▸ GIVEN REQUEST
Going through the material below, please gather all lines with the word "like" in them.

▸ INFORMATION SUPPLIED
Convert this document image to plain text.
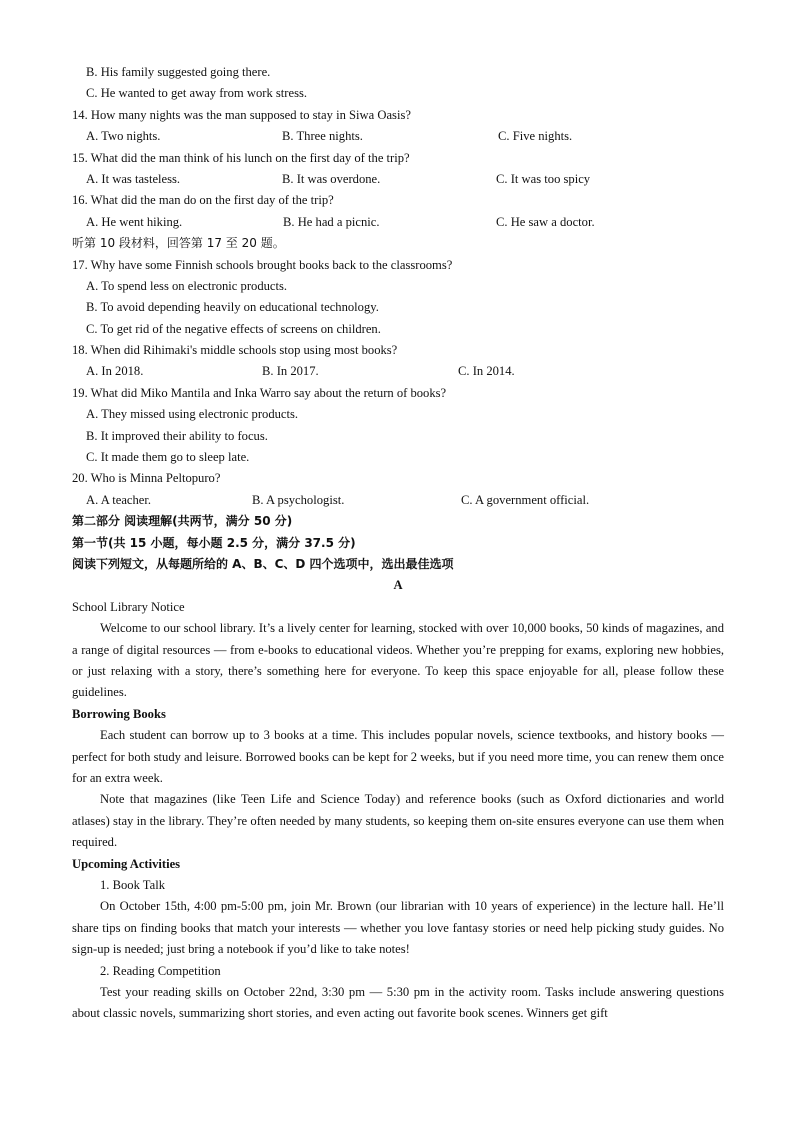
B. His family suggested going there.
C. He wanted to get away from work stress.
14. How many nights was the man supposed to stay in Siwa Oasis?
A. Two nights.	B. Three nights.	C. Five nights.
15. What did the man think of his lunch on the first day of the trip?
A. It was tasteless.	B. It was overdone.	C. It was too spicy
16. What did the man do on the first day of the trip?
A. He went hiking.	B. He had a picnic.	C. He saw a doctor.
听第 10 段材料，回答第 17 至 20 题。
17. Why have some Finnish schools brought books back to the classrooms?
A. To spend less on electronic products.
B. To avoid depending heavily on educational technology.
C. To get rid of the negative effects of screens on children.
18. When did Rihimaki's middle schools stop using most books?
A. In 2018.	B. In 2017.	C. In 2014.
19. What did Miko Mantila and Inka Warro say about the return of books?
A. They missed using electronic products.
B. It improved their ability to focus.
C. It made them go to sleep late.
20. Who is Minna Peltopuro?
A. A teacher.	B. A psychologist.	C. A government official.
第二部分 阅读理解(共两节，满分 50 分)
第一节(共 15 小题，每小题 2.5 分，满分 37.5 分)
阅读下列短文，从每题所给的 A、B、C、D 四个选项中，选出最佳选项
A
School Library Notice

Welcome to our school library. It’s a lively center for learning, stocked with over 10,000 books, 50 kinds of magazines, and a range of digital resources — from e-books to educational videos. Whether you’re prepping for exams, exploring new hobbies, or just relaxing with a story, there’s something here for everyone. To keep this space enjoyable for all, please follow these guidelines.

Borrowing Books

Each student can borrow up to 3 books at a time. This includes popular novels, science textbooks, and history books — perfect for both study and leisure. Borrowed books can be kept for 2 weeks, but if you need more time, you can renew them once for an extra week.

Note that magazines (like Teen Life and Science Today) and reference books (such as Oxford dictionaries and world atlases) stay in the library. They’re often needed by many students, so keeping them on-site ensures everyone can use them when required.

Upcoming Activities
1. Book Talk

On October 15th, 4:00 pm-5:00 pm, join Mr. Brown (our librarian with 10 years of experience) in the lecture hall. He’ll share tips on finding books that match your interests — whether you love fantasy stories or need help picking study guides. No sign-up is needed; just bring a notebook if you’d like to take notes!

2. Reading Competition

Test your reading skills on October 22nd, 3:30 pm — 5:30 pm in the activity room. Tasks include answering questions about classic novels, summarizing short stories, and even acting out favorite book scenes. Winners get gift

▸ REPLY
Note that magazines (like Teen Life and Science Today) and reference books (such as Oxford dictionaries and world atlases) stay in the library. They’re often needed by many students, so keeping them on-site ensures everyone can use them when required.
On October 15th, 4:00 pm-5:00 pm, join Mr. Brown (our librarian with 10 years of experience) in the lecture hall. He’ll share tips on finding books that match your interests — whether you love fantasy stories or need help picking study guides. No sign-up is needed; just bring a notebook if you’d like to take notes!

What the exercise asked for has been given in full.